— PROBLEM TO WORK ON —
Copy out every line of the material below word for word, with no changes.

— DATA IN THIS EXERCISE —
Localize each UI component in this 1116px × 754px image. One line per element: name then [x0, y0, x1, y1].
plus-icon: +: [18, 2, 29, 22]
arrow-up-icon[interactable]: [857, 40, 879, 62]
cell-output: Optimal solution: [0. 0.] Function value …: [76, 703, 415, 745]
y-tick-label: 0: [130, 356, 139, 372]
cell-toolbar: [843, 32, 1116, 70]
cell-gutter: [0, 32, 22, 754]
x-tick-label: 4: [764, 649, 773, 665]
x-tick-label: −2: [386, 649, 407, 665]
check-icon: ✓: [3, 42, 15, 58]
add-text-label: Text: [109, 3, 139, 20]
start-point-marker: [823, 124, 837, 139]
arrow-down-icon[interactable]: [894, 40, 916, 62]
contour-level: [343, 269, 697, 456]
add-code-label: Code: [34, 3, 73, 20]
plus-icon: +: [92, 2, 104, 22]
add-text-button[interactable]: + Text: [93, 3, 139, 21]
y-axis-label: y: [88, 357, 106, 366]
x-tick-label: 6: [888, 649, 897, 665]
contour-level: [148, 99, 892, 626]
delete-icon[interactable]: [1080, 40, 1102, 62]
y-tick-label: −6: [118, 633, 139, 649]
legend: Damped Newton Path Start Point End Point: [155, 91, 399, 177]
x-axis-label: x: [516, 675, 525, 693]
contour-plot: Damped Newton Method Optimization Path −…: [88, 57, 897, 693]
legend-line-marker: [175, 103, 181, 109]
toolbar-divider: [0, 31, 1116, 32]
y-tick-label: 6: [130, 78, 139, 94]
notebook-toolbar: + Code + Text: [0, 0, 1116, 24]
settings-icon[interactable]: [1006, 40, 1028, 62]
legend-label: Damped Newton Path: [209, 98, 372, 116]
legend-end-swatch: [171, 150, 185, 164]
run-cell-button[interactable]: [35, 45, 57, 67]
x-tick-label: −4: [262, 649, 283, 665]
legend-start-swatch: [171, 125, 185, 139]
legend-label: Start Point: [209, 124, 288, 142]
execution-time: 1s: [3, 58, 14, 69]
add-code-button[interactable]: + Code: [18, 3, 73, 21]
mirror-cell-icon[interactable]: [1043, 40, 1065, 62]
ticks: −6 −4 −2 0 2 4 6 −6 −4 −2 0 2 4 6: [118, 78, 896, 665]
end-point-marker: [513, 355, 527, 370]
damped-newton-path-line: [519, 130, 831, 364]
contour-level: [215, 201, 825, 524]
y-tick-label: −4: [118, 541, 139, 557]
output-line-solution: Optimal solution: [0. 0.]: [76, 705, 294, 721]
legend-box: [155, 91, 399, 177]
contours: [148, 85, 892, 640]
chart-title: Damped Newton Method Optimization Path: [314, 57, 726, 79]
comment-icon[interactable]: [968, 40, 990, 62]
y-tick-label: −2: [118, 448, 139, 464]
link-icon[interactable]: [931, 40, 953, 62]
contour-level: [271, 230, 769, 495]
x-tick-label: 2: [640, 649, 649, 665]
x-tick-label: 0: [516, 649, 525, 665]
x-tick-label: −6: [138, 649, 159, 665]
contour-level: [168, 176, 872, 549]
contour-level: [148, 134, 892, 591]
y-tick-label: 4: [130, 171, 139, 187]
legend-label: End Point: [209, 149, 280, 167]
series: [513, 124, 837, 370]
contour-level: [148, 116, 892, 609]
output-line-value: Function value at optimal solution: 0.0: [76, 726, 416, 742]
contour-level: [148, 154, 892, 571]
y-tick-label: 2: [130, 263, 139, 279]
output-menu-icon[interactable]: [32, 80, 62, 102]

— EXERCISE ANSWER —
Localize each UI component in this 1116px × 754px image. One line per element: name then [x0, y0, x1, y1].
plus-icon: +: [18, 2, 29, 22]
arrow-up-icon[interactable]: [857, 40, 879, 62]
cell-output: Optimal solution: [0. 0.] Function value …: [76, 703, 415, 745]
y-tick-label: 0: [130, 356, 139, 372]
cell-toolbar: [843, 32, 1116, 70]
cell-gutter: [0, 32, 22, 754]
x-tick-label: 4: [764, 649, 773, 665]
x-tick-label: −2: [386, 649, 407, 665]
check-icon: ✓: [3, 42, 15, 58]
add-text-label: Text: [109, 3, 139, 20]
start-point-marker: [823, 124, 837, 139]
arrow-down-icon[interactable]: [894, 40, 916, 62]
contour-level: [343, 269, 697, 456]
add-code-label: Code: [34, 3, 73, 20]
plus-icon: +: [92, 2, 104, 22]
add-text-button[interactable]: + Text: [93, 3, 139, 21]
y-axis-label: y: [88, 357, 106, 366]
x-tick-label: 6: [888, 649, 897, 665]
contour-level: [148, 99, 892, 626]
delete-icon[interactable]: [1080, 40, 1102, 62]
y-tick-label: −6: [118, 633, 139, 649]
legend: Damped Newton Path Start Point End Point: [155, 91, 399, 177]
x-axis-label: x: [516, 675, 525, 693]
contour-plot: Damped Newton Method Optimization Path −…: [88, 57, 897, 693]
legend-line-marker: [175, 103, 181, 109]
toolbar-divider: [0, 31, 1116, 32]
y-tick-label: 6: [130, 78, 139, 94]
notebook-toolbar: + Code + Text: [0, 0, 1116, 24]
settings-icon[interactable]: [1006, 40, 1028, 62]
legend-label: Damped Newton Path: [209, 98, 372, 116]
legend-end-swatch: [171, 150, 185, 164]
run-cell-button[interactable]: [35, 45, 57, 67]
x-tick-label: −4: [262, 649, 283, 665]
legend-start-swatch: [171, 125, 185, 139]
legend-label: Start Point: [209, 124, 288, 142]
execution-time: 1s: [3, 58, 14, 69]
add-code-button[interactable]: + Code: [18, 3, 73, 21]
mirror-cell-icon[interactable]: [1043, 40, 1065, 62]
ticks: −6 −4 −2 0 2 4 6 −6 −4 −2 0 2 4 6: [118, 78, 896, 665]
end-point-marker: [513, 355, 527, 370]
damped-newton-path-line: [519, 130, 831, 364]
contour-level: [215, 201, 825, 524]
y-tick-label: −4: [118, 541, 139, 557]
output-line-solution: Optimal solution: [0. 0.]: [76, 705, 294, 721]
legend-box: [155, 91, 399, 177]
contours: [148, 85, 892, 640]
chart-title: Damped Newton Method Optimization Path: [314, 57, 726, 79]
comment-icon[interactable]: [968, 40, 990, 62]
y-tick-label: −2: [118, 448, 139, 464]
link-icon[interactable]: [931, 40, 953, 62]
contour-level: [271, 230, 769, 495]
x-tick-label: 2: [640, 649, 649, 665]
x-tick-label: 0: [516, 649, 525, 665]
x-tick-label: −6: [138, 649, 159, 665]
contour-level: [168, 176, 872, 549]
contour-level: [148, 134, 892, 591]
y-tick-label: 4: [130, 171, 139, 187]
legend-label: End Point: [209, 149, 280, 167]
series: [513, 124, 837, 370]
contour-level: [148, 116, 892, 609]
output-line-value: Function value at optimal solution: 0.0: [76, 726, 416, 742]
contour-level: [148, 154, 892, 571]
y-tick-label: 2: [130, 263, 139, 279]
output-menu-icon[interactable]: [32, 80, 62, 102]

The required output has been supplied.